▶ **RECORDED DATA**:
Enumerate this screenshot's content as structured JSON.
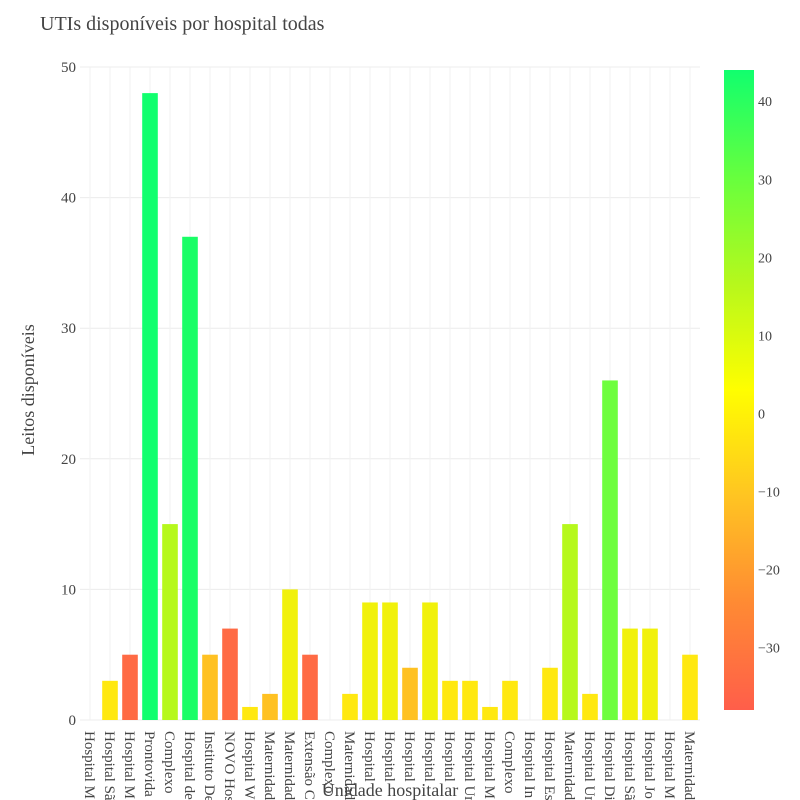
{
  "chart_data": {
    "type": "bar",
    "title": "UTIs disponíveis por hospital todas",
    "xlabel": "Unidade hospitalar",
    "ylabel": "Leitos disponíveis",
    "ylim": [
      0,
      50
    ],
    "yticks": [
      0,
      10,
      20,
      30,
      40,
      50
    ],
    "grid": true,
    "categories": [
      "Hospital M",
      "Hospital Sã",
      "Hospital M",
      "Prontovida",
      "Complexo",
      "Hospital de",
      "Instituto De",
      "NOVO Hos",
      "Hospital W",
      "Maternidad",
      "Maternidad",
      "Extensão C",
      "Complexo",
      "Maternidad",
      "Hospital",
      "Hospital",
      "Hospital",
      "Hospital",
      "Hospital",
      "Hospital Ur",
      "Hospital M",
      "Complexo",
      "Hospital In",
      "Hospital Es",
      "Maternidad",
      "Hospital Ur",
      "Hospital Di",
      "Hospital Sã",
      "Hospital Jo",
      "Hospital M",
      "Maternidad"
    ],
    "values": [
      0,
      3,
      5,
      48,
      15,
      37,
      5,
      7,
      1,
      2,
      10,
      5,
      0,
      2,
      9,
      9,
      4,
      9,
      3,
      3,
      1,
      3,
      0,
      4,
      15,
      2,
      26,
      7,
      7,
      0,
      5
    ],
    "colors": [
      "#ffe811",
      "#ffe811",
      "#ff6a44",
      "#11ff6e",
      "#b6f81c",
      "#1afe67",
      "#ffc122",
      "#ff6a44",
      "#ffe811",
      "#ffc122",
      "#f1f10b",
      "#ff6a44",
      "#ffe811",
      "#ffe811",
      "#f1f10b",
      "#f1f10b",
      "#ffc122",
      "#f1f10b",
      "#ffe811",
      "#ffe811",
      "#ffe811",
      "#ffe811",
      "#ffe811",
      "#ffe811",
      "#b6f81c",
      "#ffe811",
      "#6efe3e",
      "#f1f10b",
      "#f1f10b",
      "#ffe811",
      "#ffe811"
    ],
    "colorbar": {
      "ticks": [
        40,
        30,
        20,
        10,
        0,
        -10,
        -20,
        -30
      ],
      "range": [
        -38,
        44
      ],
      "colors_top_to_bottom": [
        "#11ff6e",
        "#66ff3e",
        "#b6f81c",
        "#fffe00",
        "#ffc422",
        "#ff8a33",
        "#ff5e4a"
      ]
    }
  }
}
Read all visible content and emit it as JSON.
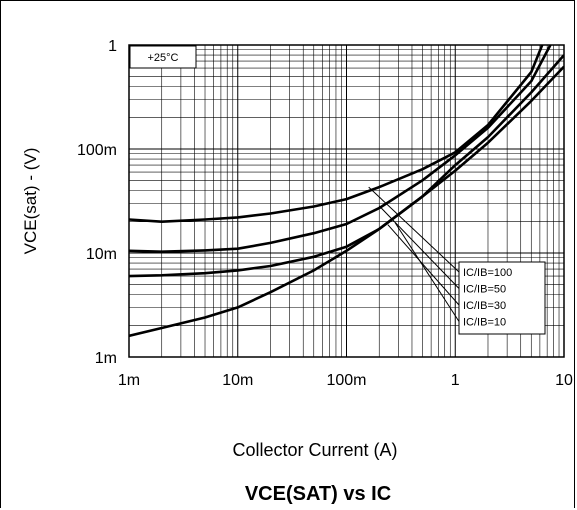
{
  "chart_data": {
    "type": "line",
    "title": "VCE(SAT) vs IC",
    "xlabel": "Collector Current (A)",
    "ylabel": "VCE(sat) - (V)",
    "x_scale": "log",
    "y_scale": "log",
    "xlim": [
      0.001,
      10
    ],
    "ylim": [
      0.001,
      1
    ],
    "x_ticks": [
      {
        "value": 0.001,
        "label": "1m"
      },
      {
        "value": 0.01,
        "label": "10m"
      },
      {
        "value": 0.1,
        "label": "100m"
      },
      {
        "value": 1,
        "label": "1"
      },
      {
        "value": 10,
        "label": "10"
      }
    ],
    "y_ticks": [
      {
        "value": 0.001,
        "label": "1m"
      },
      {
        "value": 0.01,
        "label": "10m"
      },
      {
        "value": 0.1,
        "label": "100m"
      },
      {
        "value": 1,
        "label": "1"
      }
    ],
    "grid": true,
    "annotation": "+25°C",
    "series": [
      {
        "name": "IC/IB=100",
        "x": [
          0.001,
          0.002,
          0.005,
          0.01,
          0.02,
          0.05,
          0.1,
          0.2,
          0.5,
          1,
          2,
          5,
          6.3
        ],
        "y": [
          0.021,
          0.02,
          0.021,
          0.022,
          0.024,
          0.028,
          0.033,
          0.043,
          0.064,
          0.093,
          0.17,
          0.55,
          1.0
        ]
      },
      {
        "name": "IC/IB=50",
        "x": [
          0.001,
          0.002,
          0.005,
          0.01,
          0.02,
          0.05,
          0.1,
          0.2,
          0.5,
          1,
          2,
          5,
          7.5
        ],
        "y": [
          0.0105,
          0.0103,
          0.0106,
          0.011,
          0.0125,
          0.0155,
          0.019,
          0.027,
          0.05,
          0.087,
          0.16,
          0.45,
          1.0
        ]
      },
      {
        "name": "IC/IB=30",
        "x": [
          0.001,
          0.002,
          0.005,
          0.01,
          0.02,
          0.05,
          0.1,
          0.2,
          0.5,
          1,
          2,
          5,
          10
        ],
        "y": [
          0.006,
          0.0061,
          0.0064,
          0.0068,
          0.0075,
          0.0092,
          0.0115,
          0.017,
          0.035,
          0.07,
          0.13,
          0.35,
          0.8
        ]
      },
      {
        "name": "IC/IB=10",
        "x": [
          0.001,
          0.002,
          0.005,
          0.01,
          0.02,
          0.05,
          0.1,
          0.2,
          0.5,
          1,
          2,
          5,
          10
        ],
        "y": [
          0.0016,
          0.0019,
          0.0024,
          0.003,
          0.0042,
          0.0068,
          0.0105,
          0.017,
          0.035,
          0.062,
          0.115,
          0.29,
          0.62
        ]
      }
    ],
    "colors": {
      "line": "#000000",
      "grid": "#000000",
      "background": "#ffffff"
    }
  }
}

▶ **YOUR INSTRUCTIONS**:
Write out again every line above exactly as given; the pictures do not belong in the copy.

▶ **REPLY**:
Enumerate this screenshot's content as structured JSON.
{
  "chart_data": {
    "type": "bar",
    "title": "UTIs disponíveis por hospital todas",
    "xlabel": "Unidade hospitalar",
    "ylabel": "Leitos disponíveis",
    "ylim": [
      0,
      50
    ],
    "yticks": [
      0,
      10,
      20,
      30,
      40,
      50
    ],
    "grid": true,
    "categories": [
      "Hospital M",
      "Hospital Sã",
      "Hospital M",
      "Prontovida",
      "Complexo",
      "Hospital de",
      "Instituto De",
      "NOVO Hos",
      "Hospital W",
      "Maternidad",
      "Maternidad",
      "Extensão C",
      "Complexo",
      "Maternidad",
      "Hospital",
      "Hospital",
      "Hospital",
      "Hospital",
      "Hospital",
      "Hospital Ur",
      "Hospital M",
      "Complexo",
      "Hospital In",
      "Hospital Es",
      "Maternidad",
      "Hospital Ur",
      "Hospital Di",
      "Hospital Sã",
      "Hospital Jo",
      "Hospital M",
      "Maternidad"
    ],
    "values": [
      0,
      3,
      5,
      48,
      15,
      37,
      5,
      7,
      1,
      2,
      10,
      5,
      0,
      2,
      9,
      9,
      4,
      9,
      3,
      3,
      1,
      3,
      0,
      4,
      15,
      2,
      26,
      7,
      7,
      0,
      5
    ],
    "colors": [
      "#ffe811",
      "#ffe811",
      "#ff6a44",
      "#11ff6e",
      "#b6f81c",
      "#1afe67",
      "#ffc122",
      "#ff6a44",
      "#ffe811",
      "#ffc122",
      "#f1f10b",
      "#ff6a44",
      "#ffe811",
      "#ffe811",
      "#f1f10b",
      "#f1f10b",
      "#ffc122",
      "#f1f10b",
      "#ffe811",
      "#ffe811",
      "#ffe811",
      "#ffe811",
      "#ffe811",
      "#ffe811",
      "#b6f81c",
      "#ffe811",
      "#6efe3e",
      "#f1f10b",
      "#f1f10b",
      "#ffe811",
      "#ffe811"
    ],
    "colorbar": {
      "ticks": [
        40,
        30,
        20,
        10,
        0,
        -10,
        -20,
        -30
      ],
      "range": [
        -38,
        44
      ],
      "colors_top_to_bottom": [
        "#11ff6e",
        "#66ff3e",
        "#b6f81c",
        "#fffe00",
        "#ffc422",
        "#ff8a33",
        "#ff5e4a"
      ]
    }
  }
}
Read all visible content and emit it as JSON.
{
  "chart_data": {
    "type": "line",
    "title": "VCE(SAT) vs IC",
    "xlabel": "Collector Current (A)",
    "ylabel": "VCE(sat) - (V)",
    "x_scale": "log",
    "y_scale": "log",
    "xlim": [
      0.001,
      10
    ],
    "ylim": [
      0.001,
      1
    ],
    "x_ticks": [
      {
        "value": 0.001,
        "label": "1m"
      },
      {
        "value": 0.01,
        "label": "10m"
      },
      {
        "value": 0.1,
        "label": "100m"
      },
      {
        "value": 1,
        "label": "1"
      },
      {
        "value": 10,
        "label": "10"
      }
    ],
    "y_ticks": [
      {
        "value": 0.001,
        "label": "1m"
      },
      {
        "value": 0.01,
        "label": "10m"
      },
      {
        "value": 0.1,
        "label": "100m"
      },
      {
        "value": 1,
        "label": "1"
      }
    ],
    "grid": true,
    "annotation": "+25°C",
    "series": [
      {
        "name": "IC/IB=100",
        "x": [
          0.001,
          0.002,
          0.005,
          0.01,
          0.02,
          0.05,
          0.1,
          0.2,
          0.5,
          1,
          2,
          5,
          6.3
        ],
        "y": [
          0.021,
          0.02,
          0.021,
          0.022,
          0.024,
          0.028,
          0.033,
          0.043,
          0.064,
          0.093,
          0.17,
          0.55,
          1.0
        ]
      },
      {
        "name": "IC/IB=50",
        "x": [
          0.001,
          0.002,
          0.005,
          0.01,
          0.02,
          0.05,
          0.1,
          0.2,
          0.5,
          1,
          2,
          5,
          7.5
        ],
        "y": [
          0.0105,
          0.0103,
          0.0106,
          0.011,
          0.0125,
          0.0155,
          0.019,
          0.027,
          0.05,
          0.087,
          0.16,
          0.45,
          1.0
        ]
      },
      {
        "name": "IC/IB=30",
        "x": [
          0.001,
          0.002,
          0.005,
          0.01,
          0.02,
          0.05,
          0.1,
          0.2,
          0.5,
          1,
          2,
          5,
          10
        ],
        "y": [
          0.006,
          0.0061,
          0.0064,
          0.0068,
          0.0075,
          0.0092,
          0.0115,
          0.017,
          0.035,
          0.07,
          0.13,
          0.35,
          0.8
        ]
      },
      {
        "name": "IC/IB=10",
        "x": [
          0.001,
          0.002,
          0.005,
          0.01,
          0.02,
          0.05,
          0.1,
          0.2,
          0.5,
          1,
          2,
          5,
          10
        ],
        "y": [
          0.0016,
          0.0019,
          0.0024,
          0.003,
          0.0042,
          0.0068,
          0.0105,
          0.017,
          0.035,
          0.062,
          0.115,
          0.29,
          0.62
        ]
      }
    ],
    "colors": {
      "line": "#000000",
      "grid": "#000000",
      "background": "#ffffff"
    }
  }
}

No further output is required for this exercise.